* **Figure contents as structured data**:
## begin

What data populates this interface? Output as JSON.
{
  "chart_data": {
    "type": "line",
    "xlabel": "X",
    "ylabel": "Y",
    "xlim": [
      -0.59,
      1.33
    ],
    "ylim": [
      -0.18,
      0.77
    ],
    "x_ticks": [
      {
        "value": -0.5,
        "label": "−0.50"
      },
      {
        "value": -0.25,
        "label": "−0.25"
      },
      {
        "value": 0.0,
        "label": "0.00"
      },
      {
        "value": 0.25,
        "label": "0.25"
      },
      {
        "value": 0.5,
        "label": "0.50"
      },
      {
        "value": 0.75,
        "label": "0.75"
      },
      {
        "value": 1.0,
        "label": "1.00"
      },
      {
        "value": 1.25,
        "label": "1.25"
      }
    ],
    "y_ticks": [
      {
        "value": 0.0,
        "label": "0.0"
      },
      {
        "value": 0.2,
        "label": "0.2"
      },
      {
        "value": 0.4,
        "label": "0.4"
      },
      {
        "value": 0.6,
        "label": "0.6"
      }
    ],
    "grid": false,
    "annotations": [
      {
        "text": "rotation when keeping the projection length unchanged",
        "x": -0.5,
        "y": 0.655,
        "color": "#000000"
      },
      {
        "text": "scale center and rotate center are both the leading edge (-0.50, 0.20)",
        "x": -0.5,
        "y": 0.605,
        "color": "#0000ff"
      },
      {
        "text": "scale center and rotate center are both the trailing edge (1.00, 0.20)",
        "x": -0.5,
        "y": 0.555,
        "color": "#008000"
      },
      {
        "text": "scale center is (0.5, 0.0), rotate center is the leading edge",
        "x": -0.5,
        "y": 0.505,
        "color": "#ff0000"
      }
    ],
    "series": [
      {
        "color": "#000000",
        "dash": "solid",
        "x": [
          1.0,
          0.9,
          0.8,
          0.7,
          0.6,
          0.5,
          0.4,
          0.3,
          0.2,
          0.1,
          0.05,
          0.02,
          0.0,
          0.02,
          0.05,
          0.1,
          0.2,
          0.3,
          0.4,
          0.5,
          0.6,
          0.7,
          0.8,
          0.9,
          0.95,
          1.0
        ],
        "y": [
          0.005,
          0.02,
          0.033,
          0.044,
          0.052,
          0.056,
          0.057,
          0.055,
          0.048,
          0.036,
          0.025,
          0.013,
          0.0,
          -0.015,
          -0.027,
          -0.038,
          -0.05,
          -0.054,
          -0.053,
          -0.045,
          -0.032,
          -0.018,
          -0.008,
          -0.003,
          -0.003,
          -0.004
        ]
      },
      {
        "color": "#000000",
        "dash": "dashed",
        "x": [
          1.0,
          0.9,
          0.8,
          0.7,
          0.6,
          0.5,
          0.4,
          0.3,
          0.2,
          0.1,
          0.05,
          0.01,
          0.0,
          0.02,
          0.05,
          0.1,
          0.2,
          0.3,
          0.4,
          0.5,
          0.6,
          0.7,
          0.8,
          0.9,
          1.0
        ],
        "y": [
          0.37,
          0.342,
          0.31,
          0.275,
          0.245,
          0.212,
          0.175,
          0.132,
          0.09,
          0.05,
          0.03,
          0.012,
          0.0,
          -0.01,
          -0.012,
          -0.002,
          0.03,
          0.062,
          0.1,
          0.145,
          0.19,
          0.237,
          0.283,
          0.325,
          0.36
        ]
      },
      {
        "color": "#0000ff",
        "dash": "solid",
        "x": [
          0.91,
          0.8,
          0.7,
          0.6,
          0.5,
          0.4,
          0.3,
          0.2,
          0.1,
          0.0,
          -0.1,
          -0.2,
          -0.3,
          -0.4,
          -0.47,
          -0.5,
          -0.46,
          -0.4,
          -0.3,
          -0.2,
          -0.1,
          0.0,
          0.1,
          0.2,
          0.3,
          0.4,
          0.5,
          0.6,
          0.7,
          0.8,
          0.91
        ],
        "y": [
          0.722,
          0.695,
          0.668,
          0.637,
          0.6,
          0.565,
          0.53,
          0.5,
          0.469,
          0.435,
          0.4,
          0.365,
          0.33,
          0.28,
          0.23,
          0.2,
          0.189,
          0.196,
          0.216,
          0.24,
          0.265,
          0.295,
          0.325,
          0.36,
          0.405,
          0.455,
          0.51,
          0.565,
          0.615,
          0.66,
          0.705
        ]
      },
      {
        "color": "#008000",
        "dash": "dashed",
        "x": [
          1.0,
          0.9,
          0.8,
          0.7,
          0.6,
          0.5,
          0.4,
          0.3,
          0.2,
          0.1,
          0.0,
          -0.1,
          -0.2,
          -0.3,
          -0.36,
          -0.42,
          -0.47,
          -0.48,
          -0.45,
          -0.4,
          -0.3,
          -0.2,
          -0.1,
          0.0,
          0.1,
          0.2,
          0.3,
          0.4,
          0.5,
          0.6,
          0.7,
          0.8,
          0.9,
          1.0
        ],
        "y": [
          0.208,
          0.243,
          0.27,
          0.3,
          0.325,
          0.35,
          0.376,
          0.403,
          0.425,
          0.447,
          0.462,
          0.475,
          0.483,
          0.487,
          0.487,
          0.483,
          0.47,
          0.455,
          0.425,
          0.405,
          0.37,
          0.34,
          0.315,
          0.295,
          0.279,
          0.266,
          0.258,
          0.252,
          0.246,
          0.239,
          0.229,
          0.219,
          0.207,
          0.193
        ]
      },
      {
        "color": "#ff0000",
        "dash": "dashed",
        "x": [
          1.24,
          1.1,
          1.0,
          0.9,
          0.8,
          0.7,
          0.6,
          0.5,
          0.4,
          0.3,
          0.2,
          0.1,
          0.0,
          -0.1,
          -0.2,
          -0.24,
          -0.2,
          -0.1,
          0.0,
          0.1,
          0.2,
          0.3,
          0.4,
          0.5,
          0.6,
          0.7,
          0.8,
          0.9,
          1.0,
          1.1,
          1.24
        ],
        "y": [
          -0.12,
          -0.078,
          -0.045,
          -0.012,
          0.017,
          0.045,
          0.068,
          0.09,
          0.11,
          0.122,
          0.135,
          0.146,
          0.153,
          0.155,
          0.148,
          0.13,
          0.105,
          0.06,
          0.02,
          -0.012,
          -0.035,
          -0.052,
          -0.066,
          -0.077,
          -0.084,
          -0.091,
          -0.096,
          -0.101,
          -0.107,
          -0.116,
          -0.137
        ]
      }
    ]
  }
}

## end

Return each line of the records above exactly as it reads.

What data populates this interface? Output as JSON.
{
  "chart_data": {
    "type": "line",
    "xlabel": "X",
    "ylabel": "Y",
    "xlim": [
      -0.59,
      1.33
    ],
    "ylim": [
      -0.18,
      0.77
    ],
    "x_ticks": [
      {
        "value": -0.5,
        "label": "−0.50"
      },
      {
        "value": -0.25,
        "label": "−0.25"
      },
      {
        "value": 0.0,
        "label": "0.00"
      },
      {
        "value": 0.25,
        "label": "0.25"
      },
      {
        "value": 0.5,
        "label": "0.50"
      },
      {
        "value": 0.75,
        "label": "0.75"
      },
      {
        "value": 1.0,
        "label": "1.00"
      },
      {
        "value": 1.25,
        "label": "1.25"
      }
    ],
    "y_ticks": [
      {
        "value": 0.0,
        "label": "0.0"
      },
      {
        "value": 0.2,
        "label": "0.2"
      },
      {
        "value": 0.4,
        "label": "0.4"
      },
      {
        "value": 0.6,
        "label": "0.6"
      }
    ],
    "grid": false,
    "annotations": [
      {
        "text": "rotation when keeping the projection length unchanged",
        "x": -0.5,
        "y": 0.655,
        "color": "#000000"
      },
      {
        "text": "scale center and rotate center are both the leading edge (-0.50, 0.20)",
        "x": -0.5,
        "y": 0.605,
        "color": "#0000ff"
      },
      {
        "text": "scale center and rotate center are both the trailing edge (1.00, 0.20)",
        "x": -0.5,
        "y": 0.555,
        "color": "#008000"
      },
      {
        "text": "scale center is (0.5, 0.0), rotate center is the leading edge",
        "x": -0.5,
        "y": 0.505,
        "color": "#ff0000"
      }
    ],
    "series": [
      {
        "color": "#000000",
        "dash": "solid",
        "x": [
          1.0,
          0.9,
          0.8,
          0.7,
          0.6,
          0.5,
          0.4,
          0.3,
          0.2,
          0.1,
          0.05,
          0.02,
          0.0,
          0.02,
          0.05,
          0.1,
          0.2,
          0.3,
          0.4,
          0.5,
          0.6,
          0.7,
          0.8,
          0.9,
          0.95,
          1.0
        ],
        "y": [
          0.005,
          0.02,
          0.033,
          0.044,
          0.052,
          0.056,
          0.057,
          0.055,
          0.048,
          0.036,
          0.025,
          0.013,
          0.0,
          -0.015,
          -0.027,
          -0.038,
          -0.05,
          -0.054,
          -0.053,
          -0.045,
          -0.032,
          -0.018,
          -0.008,
          -0.003,
          -0.003,
          -0.004
        ]
      },
      {
        "color": "#000000",
        "dash": "dashed",
        "x": [
          1.0,
          0.9,
          0.8,
          0.7,
          0.6,
          0.5,
          0.4,
          0.3,
          0.2,
          0.1,
          0.05,
          0.01,
          0.0,
          0.02,
          0.05,
          0.1,
          0.2,
          0.3,
          0.4,
          0.5,
          0.6,
          0.7,
          0.8,
          0.9,
          1.0
        ],
        "y": [
          0.37,
          0.342,
          0.31,
          0.275,
          0.245,
          0.212,
          0.175,
          0.132,
          0.09,
          0.05,
          0.03,
          0.012,
          0.0,
          -0.01,
          -0.012,
          -0.002,
          0.03,
          0.062,
          0.1,
          0.145,
          0.19,
          0.237,
          0.283,
          0.325,
          0.36
        ]
      },
      {
        "color": "#0000ff",
        "dash": "solid",
        "x": [
          0.91,
          0.8,
          0.7,
          0.6,
          0.5,
          0.4,
          0.3,
          0.2,
          0.1,
          0.0,
          -0.1,
          -0.2,
          -0.3,
          -0.4,
          -0.47,
          -0.5,
          -0.46,
          -0.4,
          -0.3,
          -0.2,
          -0.1,
          0.0,
          0.1,
          0.2,
          0.3,
          0.4,
          0.5,
          0.6,
          0.7,
          0.8,
          0.91
        ],
        "y": [
          0.722,
          0.695,
          0.668,
          0.637,
          0.6,
          0.565,
          0.53,
          0.5,
          0.469,
          0.435,
          0.4,
          0.365,
          0.33,
          0.28,
          0.23,
          0.2,
          0.189,
          0.196,
          0.216,
          0.24,
          0.265,
          0.295,
          0.325,
          0.36,
          0.405,
          0.455,
          0.51,
          0.565,
          0.615,
          0.66,
          0.705
        ]
      },
      {
        "color": "#008000",
        "dash": "dashed",
        "x": [
          1.0,
          0.9,
          0.8,
          0.7,
          0.6,
          0.5,
          0.4,
          0.3,
          0.2,
          0.1,
          0.0,
          -0.1,
          -0.2,
          -0.3,
          -0.36,
          -0.42,
          -0.47,
          -0.48,
          -0.45,
          -0.4,
          -0.3,
          -0.2,
          -0.1,
          0.0,
          0.1,
          0.2,
          0.3,
          0.4,
          0.5,
          0.6,
          0.7,
          0.8,
          0.9,
          1.0
        ],
        "y": [
          0.208,
          0.243,
          0.27,
          0.3,
          0.325,
          0.35,
          0.376,
          0.403,
          0.425,
          0.447,
          0.462,
          0.475,
          0.483,
          0.487,
          0.487,
          0.483,
          0.47,
          0.455,
          0.425,
          0.405,
          0.37,
          0.34,
          0.315,
          0.295,
          0.279,
          0.266,
          0.258,
          0.252,
          0.246,
          0.239,
          0.229,
          0.219,
          0.207,
          0.193
        ]
      },
      {
        "color": "#ff0000",
        "dash": "dashed",
        "x": [
          1.24,
          1.1,
          1.0,
          0.9,
          0.8,
          0.7,
          0.6,
          0.5,
          0.4,
          0.3,
          0.2,
          0.1,
          0.0,
          -0.1,
          -0.2,
          -0.24,
          -0.2,
          -0.1,
          0.0,
          0.1,
          0.2,
          0.3,
          0.4,
          0.5,
          0.6,
          0.7,
          0.8,
          0.9,
          1.0,
          1.1,
          1.24
        ],
        "y": [
          -0.12,
          -0.078,
          -0.045,
          -0.012,
          0.017,
          0.045,
          0.068,
          0.09,
          0.11,
          0.122,
          0.135,
          0.146,
          0.153,
          0.155,
          0.148,
          0.13,
          0.105,
          0.06,
          0.02,
          -0.012,
          -0.035,
          -0.052,
          -0.066,
          -0.077,
          -0.084,
          -0.091,
          -0.096,
          -0.101,
          -0.107,
          -0.116,
          -0.137
        ]
      }
    ]
  }
}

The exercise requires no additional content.